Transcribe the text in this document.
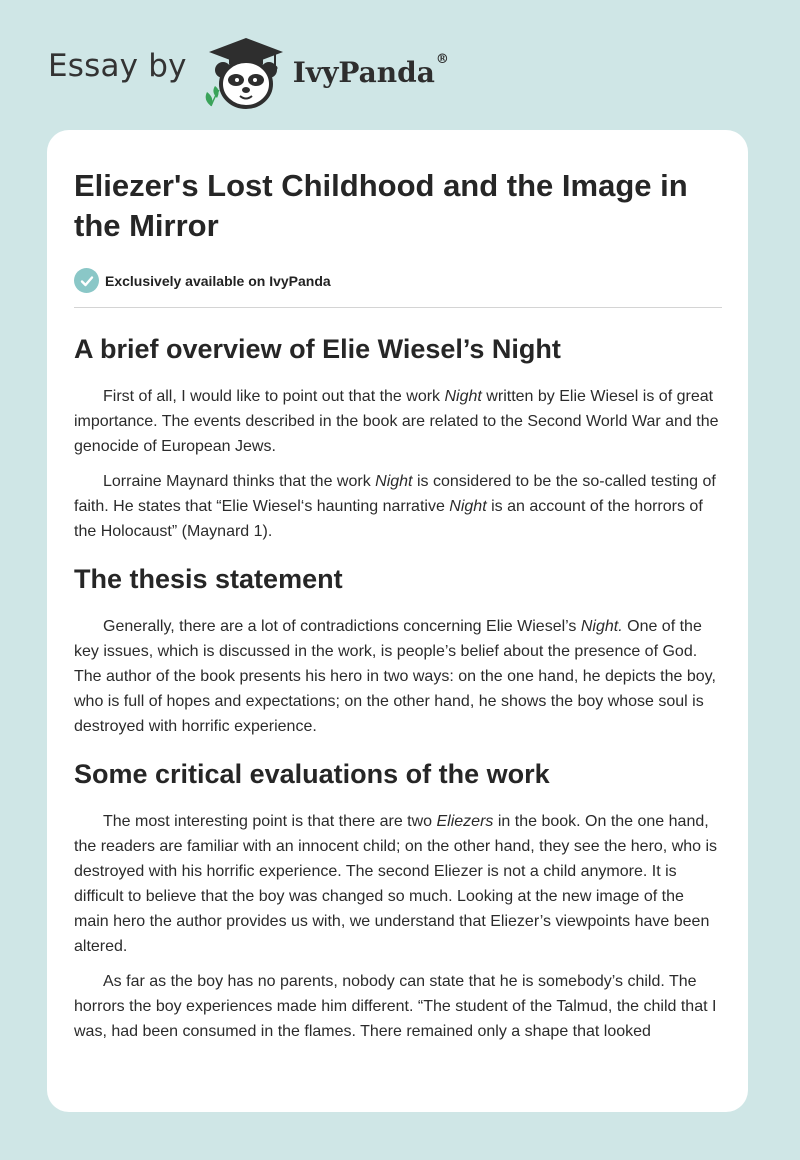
Essay by	IvyPanda®
Eliezer's Lost Childhood and the Image in the Mirror
Exclusively available on IvyPanda
A brief overview of Elie Wiesel’s Night

First of all, I would like to point out that the work Night written by Elie Wiesel is of great importance. The events described in the book are related to the Second World War and the genocide of European Jews.

Lorraine Maynard thinks that the work Night is considered to be the so-called testing of faith. He states that “Elie Wiesel‘s haunting narrative Night is an account of the horrors of the Holocaust” (Maynard 1).

The thesis statement

Generally, there are a lot of contradictions concerning Elie Wiesel’s Night. One of the key issues, which is discussed in the work, is people’s belief about the presence of God. The author of the book presents his hero in two ways: on the one hand, he depicts the boy, who is full of hopes and expectations; on the other hand, he shows the boy whose soul is destroyed with horrific experience.

Some critical evaluations of the work

The most interesting point is that there are two Eliezers in the book. On the one hand, the readers are familiar with an innocent child; on the other hand, they see the hero, who is destroyed with his horrific experience. The second Eliezer is not a child anymore. It is difficult to believe that the boy was changed so much. Looking at the new image of the main hero the author provides us with, we understand that Eliezer’s viewpoints have been altered.

As far as the boy has no parents, nobody can state that he is somebody’s child. The horrors the boy experiences made him different. “The student of the Talmud, the child that I was, had been consumed in the flames. There remained only a shape that looked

__What is required__
What comes back should match the records exactly, minus any pictures.

__Exercise response__
Transcribe the text in this document.
Essay by	IvyPanda®
Eliezer's Lost Childhood and the Image in the Mirror
Exclusively available on IvyPanda
A brief overview of Elie Wiesel’s Night

First of all, I would like to point out that the work Night written by Elie Wiesel is of great importance. The events described in the book are related to the Second World War and the genocide of European Jews.

Lorraine Maynard thinks that the work Night is considered to be the so-called testing of faith. He states that “Elie Wiesel‘s haunting narrative Night is an account of the horrors of the Holocaust” (Maynard 1).

The thesis statement

Generally, there are a lot of contradictions concerning Elie Wiesel’s Night. One of the key issues, which is discussed in the work, is people’s belief about the presence of God. The author of the book presents his hero in two ways: on the one hand, he depicts the boy, who is full of hopes and expectations; on the other hand, he shows the boy whose soul is destroyed with horrific experience.

Some critical evaluations of the work

The most interesting point is that there are two Eliezers in the book. On the one hand, the readers are familiar with an innocent child; on the other hand, they see the hero, who is destroyed with his horrific experience. The second Eliezer is not a child anymore. It is difficult to believe that the boy was changed so much. Looking at the new image of the main hero the author provides us with, we understand that Eliezer’s viewpoints have been altered.

As far as the boy has no parents, nobody can state that he is somebody’s child. The horrors the boy experiences made him different. “The student of the Talmud, the child that I was, had been consumed in the flames. There remained only a shape that looked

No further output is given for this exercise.